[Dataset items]

──────────────────────────────

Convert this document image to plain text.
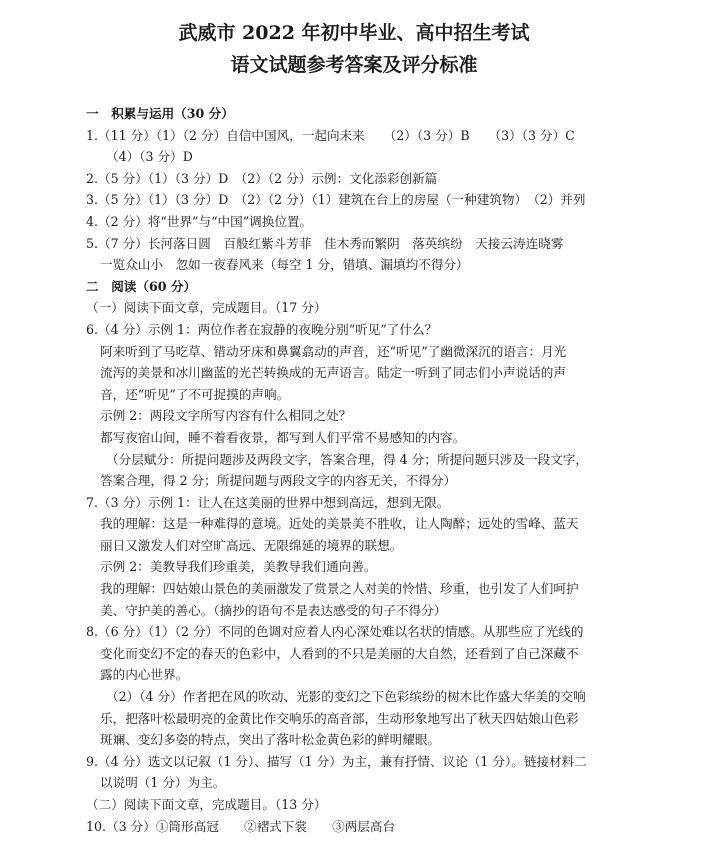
武威市 2022 年初中毕业、高中招生考试
语文试题参考答案及评分标准
一　积累与运用（30 分）
1.（11 分）（1）（2 分）自信中国风，一起向未来　　（2）（3 分）B　　（3）（3 分）C
（4）（3 分）D
2.（5 分）（1）（3 分）D　（2）（2 分）示例：文化添彩创新篇
3.（5 分）（1）（3 分）D　（2）（2 分）（1）建筑在台上的房屋（一种建筑物）　（2）并列
4.（2 分）将“世界”与“中国”调换位置。
5.（7 分）长河落日圆　百般红紫斗芳菲　佳木秀而繁阴　落英缤纷　天接云涛连晓雾
一览众山小　忽如一夜春风来（每空 1 分，错填、漏填均不得分）
二　阅读（60 分）
（一）阅读下面文章，完成题目。（17 分）
6.（4 分）示例 1：两位作者在寂静的夜晚分别“听见”了什么？
阿来听到了马吃草、错动牙床和鼻翼翕动的声音，还“听见”了幽微深沉的语言：月光
流泻的美景和冰川幽蓝的光芒转换成的无声语言。陆定一听到了同志们小声说话的声
音，还“听见”了不可捉摸的声响。
示例 2：两段文字所写内容有什么相同之处？
都写夜宿山间，睡不着看夜景，都写到人们平常不易感知的内容。
（分层赋分：所提问题涉及两段文字，答案合理，得 4 分；所提问题只涉及一段文字，
答案合理，得 2 分；所提问题与两段文字的内容无关，不得分）
7.（3 分）示例 1：让人在这美丽的世界中想到高远，想到无限。
我的理解：这是一种难得的意境。近处的美景美不胜收，让人陶醉；远处的雪峰、蓝天
丽日又激发人们对空旷高远、无限绵延的境界的联想。
示例 2：美教导我们珍重美，美教导我们通向善。
我的理解：四姑娘山景色的美丽激发了赏景之人对美的怜惜、珍重，也引发了人们呵护
美、守护美的善心。（摘抄的语句不是表达感受的句子不得分）
8.（6 分）（1）（2 分）不同的色调对应着人内心深处难以名状的情感。从那些应了光线的
变化而变幻不定的春天的色彩中，人看到的不只是美丽的大自然，还看到了自己深藏不
露的内心世界。
（2）（4 分）作者把在风的吹动、光影的变幻之下色彩缤纷的树木比作盛大华美的交响
乐，把落叶松最明亮的金黄比作交响乐的高音部，生动形象地写出了秋天四姑娘山色彩
斑斓、变幻多姿的特点，突出了落叶松金黄色彩的鲜明耀眼。
9.（4 分）选文以记叙（1 分）、描写（1 分）为主，兼有抒情、议论（1 分）。链接材料二
以说明（1 分）为主。
（二）阅读下面文章，完成题目。（13 分）
10.（3 分）①筒形高冠　　②褶式下裳　　③两层高台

──────────────────────────────

_Directive_
Repeat the material above in full and exactly, apart from the pictures.

_Task solution_
Convert this document image to plain text.
武威市 2022 年初中毕业、高中招生考试
语文试题参考答案及评分标准
一　积累与运用（30 分）
1.（11 分）（1）（2 分）自信中国风，一起向未来　　（2）（3 分）B　　（3）（3 分）C
（4）（3 分）D
2.（5 分）（1）（3 分）D　（2）（2 分）示例：文化添彩创新篇
3.（5 分）（1）（3 分）D　（2）（2 分）（1）建筑在台上的房屋（一种建筑物）　（2）并列
4.（2 分）将“世界”与“中国”调换位置。
5.（7 分）长河落日圆　百般红紫斗芳菲　佳木秀而繁阴　落英缤纷　天接云涛连晓雾
一览众山小　忽如一夜春风来（每空 1 分，错填、漏填均不得分）
二　阅读（60 分）
（一）阅读下面文章，完成题目。（17 分）
6.（4 分）示例 1：两位作者在寂静的夜晚分别“听见”了什么？
阿来听到了马吃草、错动牙床和鼻翼翕动的声音，还“听见”了幽微深沉的语言：月光
流泻的美景和冰川幽蓝的光芒转换成的无声语言。陆定一听到了同志们小声说话的声
音，还“听见”了不可捉摸的声响。
示例 2：两段文字所写内容有什么相同之处？
都写夜宿山间，睡不着看夜景，都写到人们平常不易感知的内容。
（分层赋分：所提问题涉及两段文字，答案合理，得 4 分；所提问题只涉及一段文字，
答案合理，得 2 分；所提问题与两段文字的内容无关，不得分）
7.（3 分）示例 1：让人在这美丽的世界中想到高远，想到无限。
我的理解：这是一种难得的意境。近处的美景美不胜收，让人陶醉；远处的雪峰、蓝天
丽日又激发人们对空旷高远、无限绵延的境界的联想。
示例 2：美教导我们珍重美，美教导我们通向善。
我的理解：四姑娘山景色的美丽激发了赏景之人对美的怜惜、珍重，也引发了人们呵护
美、守护美的善心。（摘抄的语句不是表达感受的句子不得分）
8.（6 分）（1）（2 分）不同的色调对应着人内心深处难以名状的情感。从那些应了光线的
变化而变幻不定的春天的色彩中，人看到的不只是美丽的大自然，还看到了自己深藏不
露的内心世界。
（2）（4 分）作者把在风的吹动、光影的变幻之下色彩缤纷的树木比作盛大华美的交响
乐，把落叶松最明亮的金黄比作交响乐的高音部，生动形象地写出了秋天四姑娘山色彩
斑斓、变幻多姿的特点，突出了落叶松金黄色彩的鲜明耀眼。
9.（4 分）选文以记叙（1 分）、描写（1 分）为主，兼有抒情、议论（1 分）。链接材料二
以说明（1 分）为主。
（二）阅读下面文章，完成题目。（13 分）
10.（3 分）①筒形高冠　　②褶式下裳　　③两层高台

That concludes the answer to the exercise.